What the task asks: Pictures stay out of the copy; restate everything else in the material exactly.
— begin —
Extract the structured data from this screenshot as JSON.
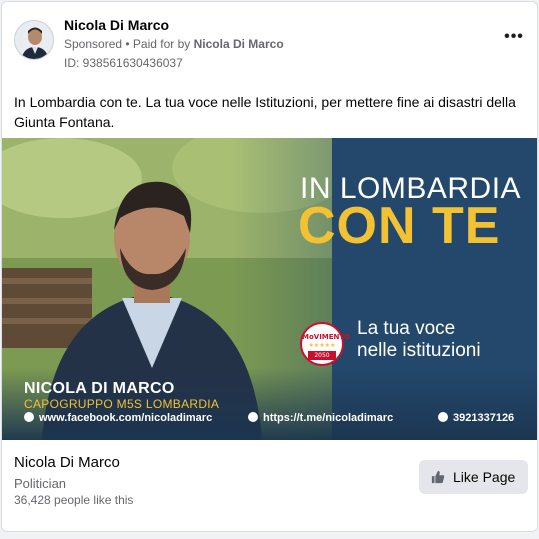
{
  "post": {
    "author": "Nicola Di Marco",
    "sponsored_label": "Sponsored",
    "paid_for_prefix": " • Paid for by ",
    "paid_for_name": "Nicola Di Marco",
    "ad_id": "ID: 938561630436037",
    "more_icon": "more-options-icon",
    "body_text": "In Lombardia con te. La tua voce nelle Istituzioni, per mettere fine ai disastri della Giunta Fontana."
  },
  "ad_image": {
    "headline_line1": "IN LOMBARDIA",
    "headline_line2": "CON TE",
    "tagline_line1": "La tua voce",
    "tagline_line2": "nelle istituzioni",
    "overlay_name": "NICOLA DI MARCO",
    "overlay_role": "CAPOGRUPPO M5S LOMBARDIA",
    "contact_facebook": "www.facebook.com/nicoladimarc",
    "contact_telegram": "https://t.me/nicoladimarc",
    "contact_phone": "3921337126",
    "logo_text": "MoVIMENTO",
    "logo_stars": "★★★★★",
    "logo_year": "2050",
    "colors": {
      "background": "#23486c",
      "accent": "#f2c233",
      "logo_red": "#c8102e"
    }
  },
  "footer": {
    "page_name": "Nicola Di Marco",
    "category": "Politician",
    "likes": "36,428 people like this",
    "like_button_label": "Like Page"
  }
}
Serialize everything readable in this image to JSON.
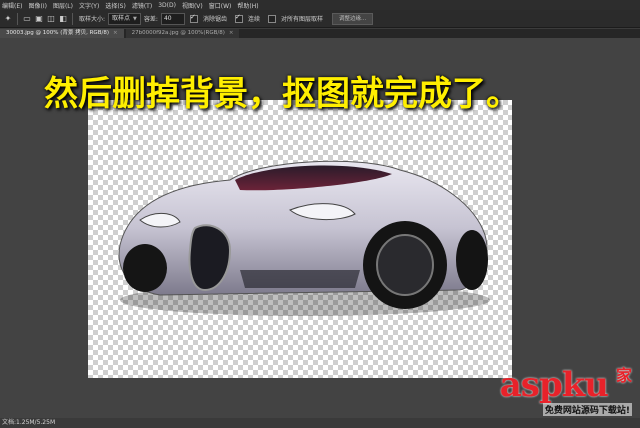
— end —
Exercise solution:
Extract the structured data from this screenshot as JSON.
{
  "post": {
    "author": "Nicola Di Marco",
    "sponsored_label": "Sponsored",
    "paid_for_prefix": " • Paid for by ",
    "paid_for_name": "Nicola Di Marco",
    "ad_id": "ID: 938561630436037",
    "more_icon": "more-options-icon",
    "body_text": "In Lombardia con te. La tua voce nelle Istituzioni, per mettere fine ai disastri della Giunta Fontana."
  },
  "ad_image": {
    "headline_line1": "IN LOMBARDIA",
    "headline_line2": "CON TE",
    "tagline_line1": "La tua voce",
    "tagline_line2": "nelle istituzioni",
    "overlay_name": "NICOLA DI MARCO",
    "overlay_role": "CAPOGRUPPO M5S LOMBARDIA",
    "contact_facebook": "www.facebook.com/nicoladimarc",
    "contact_telegram": "https://t.me/nicoladimarc",
    "contact_phone": "3921337126",
    "logo_text": "MoVIMENTO",
    "logo_stars": "★★★★★",
    "logo_year": "2050",
    "colors": {
      "background": "#23486c",
      "accent": "#f2c233",
      "logo_red": "#c8102e"
    }
  },
  "footer": {
    "page_name": "Nicola Di Marco",
    "category": "Politician",
    "likes": "36,428 people like this",
    "like_button_label": "Like Page"
  }
}
Serialize everything readable in this image to JSON.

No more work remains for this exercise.